Check each line of the data for "saving" and select those that have it.

[Given records]
* * * * * * * * *
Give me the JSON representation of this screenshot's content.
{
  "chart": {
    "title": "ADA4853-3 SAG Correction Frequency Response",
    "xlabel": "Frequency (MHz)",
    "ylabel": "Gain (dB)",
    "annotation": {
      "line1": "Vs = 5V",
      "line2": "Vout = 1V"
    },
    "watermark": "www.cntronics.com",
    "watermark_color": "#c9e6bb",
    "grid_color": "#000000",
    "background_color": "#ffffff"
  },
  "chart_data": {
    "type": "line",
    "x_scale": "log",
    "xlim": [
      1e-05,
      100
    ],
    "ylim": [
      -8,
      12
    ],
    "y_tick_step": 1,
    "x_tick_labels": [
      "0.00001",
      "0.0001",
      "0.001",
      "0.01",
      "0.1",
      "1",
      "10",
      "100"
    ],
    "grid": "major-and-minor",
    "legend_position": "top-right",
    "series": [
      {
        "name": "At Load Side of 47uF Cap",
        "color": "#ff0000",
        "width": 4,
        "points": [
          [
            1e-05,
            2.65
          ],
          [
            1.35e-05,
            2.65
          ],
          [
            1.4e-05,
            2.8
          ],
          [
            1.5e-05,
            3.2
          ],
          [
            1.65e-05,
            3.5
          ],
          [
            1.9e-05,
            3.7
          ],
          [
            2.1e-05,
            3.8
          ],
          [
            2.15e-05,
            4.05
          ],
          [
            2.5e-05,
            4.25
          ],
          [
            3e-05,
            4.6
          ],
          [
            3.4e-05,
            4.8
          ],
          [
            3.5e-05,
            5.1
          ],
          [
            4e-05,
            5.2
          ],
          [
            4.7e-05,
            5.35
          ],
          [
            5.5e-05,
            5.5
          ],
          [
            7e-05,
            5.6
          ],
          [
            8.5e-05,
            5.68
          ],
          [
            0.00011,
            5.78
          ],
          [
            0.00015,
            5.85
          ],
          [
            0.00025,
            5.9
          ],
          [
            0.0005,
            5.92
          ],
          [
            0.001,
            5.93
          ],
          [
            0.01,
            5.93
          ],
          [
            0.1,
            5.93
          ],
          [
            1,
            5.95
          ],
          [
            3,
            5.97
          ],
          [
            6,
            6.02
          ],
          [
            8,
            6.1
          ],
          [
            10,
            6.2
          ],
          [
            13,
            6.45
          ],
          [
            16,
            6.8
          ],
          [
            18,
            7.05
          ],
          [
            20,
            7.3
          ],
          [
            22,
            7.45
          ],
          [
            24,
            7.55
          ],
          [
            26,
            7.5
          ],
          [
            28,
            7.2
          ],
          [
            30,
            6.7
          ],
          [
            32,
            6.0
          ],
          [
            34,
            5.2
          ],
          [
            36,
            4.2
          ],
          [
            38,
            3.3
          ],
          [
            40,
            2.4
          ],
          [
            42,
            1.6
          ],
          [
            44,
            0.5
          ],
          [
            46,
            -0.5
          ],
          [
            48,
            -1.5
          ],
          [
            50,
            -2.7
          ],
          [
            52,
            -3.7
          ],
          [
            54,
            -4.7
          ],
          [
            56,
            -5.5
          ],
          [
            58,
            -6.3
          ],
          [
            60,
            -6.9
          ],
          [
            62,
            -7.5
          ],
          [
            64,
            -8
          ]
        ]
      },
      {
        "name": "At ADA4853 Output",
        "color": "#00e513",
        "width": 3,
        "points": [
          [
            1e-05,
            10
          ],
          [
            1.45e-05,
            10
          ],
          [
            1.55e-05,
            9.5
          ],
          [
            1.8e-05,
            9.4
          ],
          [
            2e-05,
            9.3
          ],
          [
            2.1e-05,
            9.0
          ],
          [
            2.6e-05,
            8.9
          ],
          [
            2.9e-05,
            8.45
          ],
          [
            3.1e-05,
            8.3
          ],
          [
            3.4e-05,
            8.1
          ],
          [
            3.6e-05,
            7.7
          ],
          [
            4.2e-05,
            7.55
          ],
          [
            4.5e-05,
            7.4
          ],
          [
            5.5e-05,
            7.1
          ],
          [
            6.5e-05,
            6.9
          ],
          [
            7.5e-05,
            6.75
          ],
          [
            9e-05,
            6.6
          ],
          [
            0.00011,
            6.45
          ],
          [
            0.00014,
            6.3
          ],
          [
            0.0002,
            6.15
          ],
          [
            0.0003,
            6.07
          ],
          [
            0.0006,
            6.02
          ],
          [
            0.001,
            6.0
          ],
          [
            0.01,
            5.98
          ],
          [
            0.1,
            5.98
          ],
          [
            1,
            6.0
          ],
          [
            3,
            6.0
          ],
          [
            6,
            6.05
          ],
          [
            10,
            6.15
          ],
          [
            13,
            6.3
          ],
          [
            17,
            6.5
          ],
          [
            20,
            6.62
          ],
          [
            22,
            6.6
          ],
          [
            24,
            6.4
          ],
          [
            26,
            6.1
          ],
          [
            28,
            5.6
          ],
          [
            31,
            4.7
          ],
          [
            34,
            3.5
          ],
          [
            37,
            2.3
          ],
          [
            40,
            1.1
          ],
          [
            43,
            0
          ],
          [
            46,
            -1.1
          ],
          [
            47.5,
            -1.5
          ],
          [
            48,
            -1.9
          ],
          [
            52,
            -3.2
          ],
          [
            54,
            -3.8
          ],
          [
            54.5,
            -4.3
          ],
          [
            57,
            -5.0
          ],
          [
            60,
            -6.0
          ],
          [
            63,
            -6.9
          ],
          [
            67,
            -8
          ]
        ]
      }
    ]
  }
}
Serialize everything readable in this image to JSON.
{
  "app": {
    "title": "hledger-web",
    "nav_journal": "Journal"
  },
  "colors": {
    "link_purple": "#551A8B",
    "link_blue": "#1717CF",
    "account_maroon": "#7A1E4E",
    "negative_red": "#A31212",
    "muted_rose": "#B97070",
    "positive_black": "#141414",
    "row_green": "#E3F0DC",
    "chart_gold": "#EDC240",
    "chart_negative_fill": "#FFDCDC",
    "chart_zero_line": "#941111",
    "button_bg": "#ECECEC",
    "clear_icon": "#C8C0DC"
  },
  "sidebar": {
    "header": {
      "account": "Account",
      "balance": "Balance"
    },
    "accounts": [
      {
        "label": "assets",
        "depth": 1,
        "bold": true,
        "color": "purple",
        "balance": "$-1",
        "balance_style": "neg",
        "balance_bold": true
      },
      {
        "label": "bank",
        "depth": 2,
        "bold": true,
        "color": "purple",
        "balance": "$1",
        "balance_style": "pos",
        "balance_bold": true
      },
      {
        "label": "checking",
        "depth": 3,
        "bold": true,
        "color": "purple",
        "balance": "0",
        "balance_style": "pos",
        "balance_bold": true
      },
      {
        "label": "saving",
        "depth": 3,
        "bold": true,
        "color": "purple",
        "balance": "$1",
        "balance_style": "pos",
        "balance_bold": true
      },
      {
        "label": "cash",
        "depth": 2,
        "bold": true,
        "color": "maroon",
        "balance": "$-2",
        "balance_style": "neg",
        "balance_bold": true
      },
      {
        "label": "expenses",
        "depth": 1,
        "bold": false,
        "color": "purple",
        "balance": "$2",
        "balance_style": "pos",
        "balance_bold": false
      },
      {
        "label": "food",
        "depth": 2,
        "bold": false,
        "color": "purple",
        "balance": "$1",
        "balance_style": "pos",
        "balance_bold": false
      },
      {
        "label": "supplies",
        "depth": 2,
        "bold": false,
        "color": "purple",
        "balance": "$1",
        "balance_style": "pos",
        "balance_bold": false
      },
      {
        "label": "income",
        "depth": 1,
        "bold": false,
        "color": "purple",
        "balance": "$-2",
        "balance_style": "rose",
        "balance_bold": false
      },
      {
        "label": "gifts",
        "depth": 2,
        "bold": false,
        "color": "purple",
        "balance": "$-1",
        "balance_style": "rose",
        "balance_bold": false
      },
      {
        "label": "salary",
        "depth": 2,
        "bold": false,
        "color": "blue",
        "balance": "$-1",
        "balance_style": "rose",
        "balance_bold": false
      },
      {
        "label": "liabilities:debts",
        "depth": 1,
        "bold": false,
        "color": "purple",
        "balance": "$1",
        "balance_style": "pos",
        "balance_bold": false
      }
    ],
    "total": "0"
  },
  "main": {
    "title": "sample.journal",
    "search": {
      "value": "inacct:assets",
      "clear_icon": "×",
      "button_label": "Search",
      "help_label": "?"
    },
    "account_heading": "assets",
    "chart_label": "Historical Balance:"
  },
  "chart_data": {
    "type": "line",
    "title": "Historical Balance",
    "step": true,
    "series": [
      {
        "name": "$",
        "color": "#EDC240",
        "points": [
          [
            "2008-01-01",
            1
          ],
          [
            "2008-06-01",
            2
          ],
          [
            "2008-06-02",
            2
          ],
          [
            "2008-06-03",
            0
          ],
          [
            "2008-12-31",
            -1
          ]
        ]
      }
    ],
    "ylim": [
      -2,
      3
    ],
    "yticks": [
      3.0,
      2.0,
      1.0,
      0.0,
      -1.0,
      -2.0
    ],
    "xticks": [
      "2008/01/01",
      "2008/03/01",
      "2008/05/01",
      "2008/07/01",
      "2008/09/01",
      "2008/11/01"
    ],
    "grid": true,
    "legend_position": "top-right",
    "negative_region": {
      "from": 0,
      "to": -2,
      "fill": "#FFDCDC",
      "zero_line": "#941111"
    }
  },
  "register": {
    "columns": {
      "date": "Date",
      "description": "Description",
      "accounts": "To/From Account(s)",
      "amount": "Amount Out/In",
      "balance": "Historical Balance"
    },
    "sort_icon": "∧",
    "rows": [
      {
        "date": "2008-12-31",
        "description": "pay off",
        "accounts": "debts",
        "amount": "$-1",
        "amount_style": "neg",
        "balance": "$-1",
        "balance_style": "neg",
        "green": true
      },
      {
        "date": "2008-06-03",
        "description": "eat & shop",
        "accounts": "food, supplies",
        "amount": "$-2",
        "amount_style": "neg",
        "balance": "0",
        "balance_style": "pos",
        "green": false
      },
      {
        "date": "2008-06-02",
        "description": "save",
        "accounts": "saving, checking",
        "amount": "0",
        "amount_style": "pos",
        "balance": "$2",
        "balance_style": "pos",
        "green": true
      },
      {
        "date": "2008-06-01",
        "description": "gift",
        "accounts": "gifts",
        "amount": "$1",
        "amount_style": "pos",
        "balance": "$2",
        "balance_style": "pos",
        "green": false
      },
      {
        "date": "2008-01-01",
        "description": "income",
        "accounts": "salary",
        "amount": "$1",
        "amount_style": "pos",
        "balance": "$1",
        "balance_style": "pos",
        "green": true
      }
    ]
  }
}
* * * * * * * * *
[Output of the task]
        "label": "saving",
        "accounts": "saving, checking",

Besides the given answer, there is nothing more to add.